TASK INSTRUCTIONS: Copy each line that has the string "more" somewhere in it.

STORED ROWS:
__________________________________________________
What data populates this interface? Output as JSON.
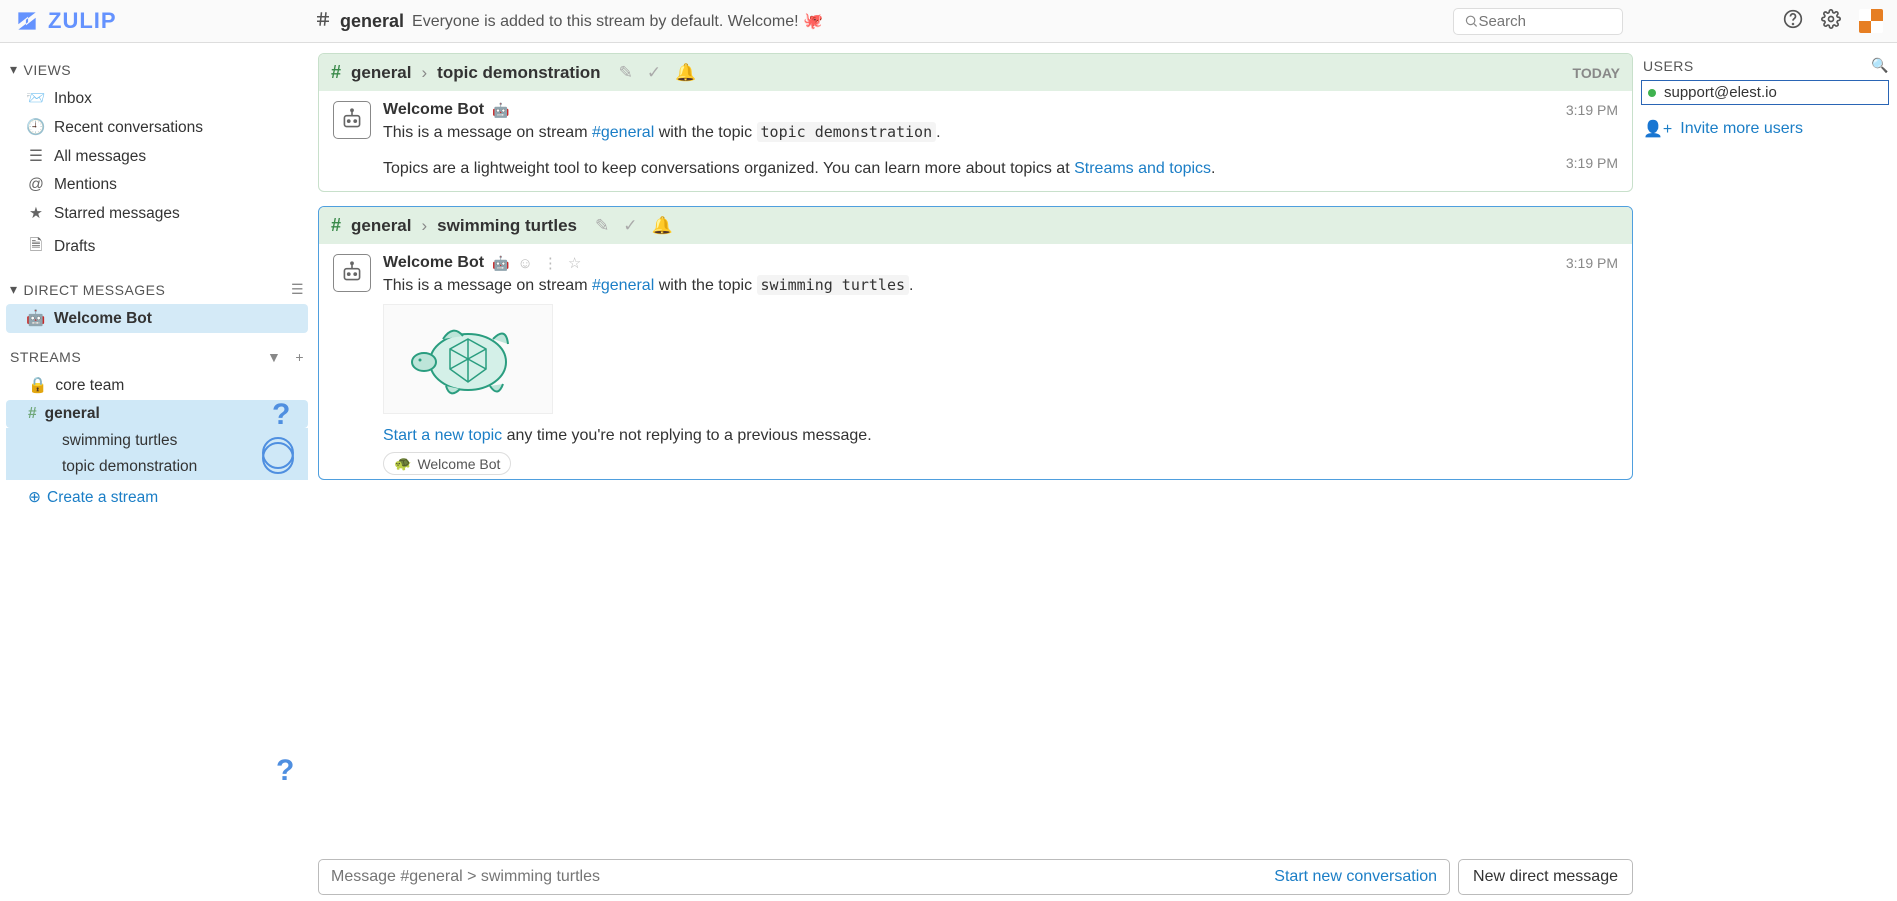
{
  "logo_text": "ZULIP",
  "header": {
    "stream": "general",
    "description": "Everyone is added to this stream by default. Welcome!",
    "emoji": "🐙"
  },
  "search_placeholder": "Search",
  "sidebar": {
    "views_label": "VIEWS",
    "views": [
      {
        "label": "Inbox",
        "icon": "inbox"
      },
      {
        "label": "Recent conversations",
        "icon": "clock"
      },
      {
        "label": "All messages",
        "icon": "align"
      },
      {
        "label": "Mentions",
        "icon": "at"
      },
      {
        "label": "Starred messages",
        "icon": "star"
      },
      {
        "label": "Drafts",
        "icon": "draft"
      }
    ],
    "dm_label": "DIRECT MESSAGES",
    "dm_items": [
      {
        "label": "Welcome Bot",
        "active": true
      }
    ],
    "streams_label": "STREAMS",
    "streams": [
      {
        "label": "core team",
        "private": true
      },
      {
        "label": "general",
        "private": false,
        "active": true,
        "topics": [
          "swimming turtles",
          "topic demonstration"
        ]
      }
    ],
    "create_stream": "Create a stream"
  },
  "messages": {
    "group1": {
      "stream": "general",
      "topic": "topic demonstration",
      "date_label": "TODAY",
      "rows": [
        {
          "sender": "Welcome Bot",
          "time": "3:19 PM",
          "text_prefix": "This is a message on stream ",
          "stream_link": "#general",
          "text_mid": " with the topic ",
          "code": "topic demonstration",
          "text_suffix": "."
        },
        {
          "time": "3:19 PM",
          "text_a": "Topics are a lightweight tool to keep conversations organized. You can learn more about topics at ",
          "link": "Streams and topics",
          "text_b": "."
        }
      ]
    },
    "group2": {
      "stream": "general",
      "topic": "swimming turtles",
      "rows": [
        {
          "sender": "Welcome Bot",
          "time": "3:19 PM",
          "text_prefix": "This is a message on stream ",
          "stream_link": "#general",
          "text_mid": " with the topic ",
          "code": "swimming turtles",
          "text_suffix": "."
        }
      ],
      "footer_link": "Start a new topic",
      "footer_text": " any time you're not replying to a previous message.",
      "reaction": "Welcome Bot"
    }
  },
  "compose": {
    "placeholder": "Message #general > swimming turtles",
    "start_new": "Start new conversation",
    "new_dm": "New direct message"
  },
  "right": {
    "users_label": "USERS",
    "user": "support@elest.io",
    "invite": "Invite more users"
  }
}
__________________________________________________
COMPLETED EXERCISE:
          "text_a": "Topics are a lightweight tool to keep conversations organized. You can learn more about topics at ",
    "invite": "Invite more users"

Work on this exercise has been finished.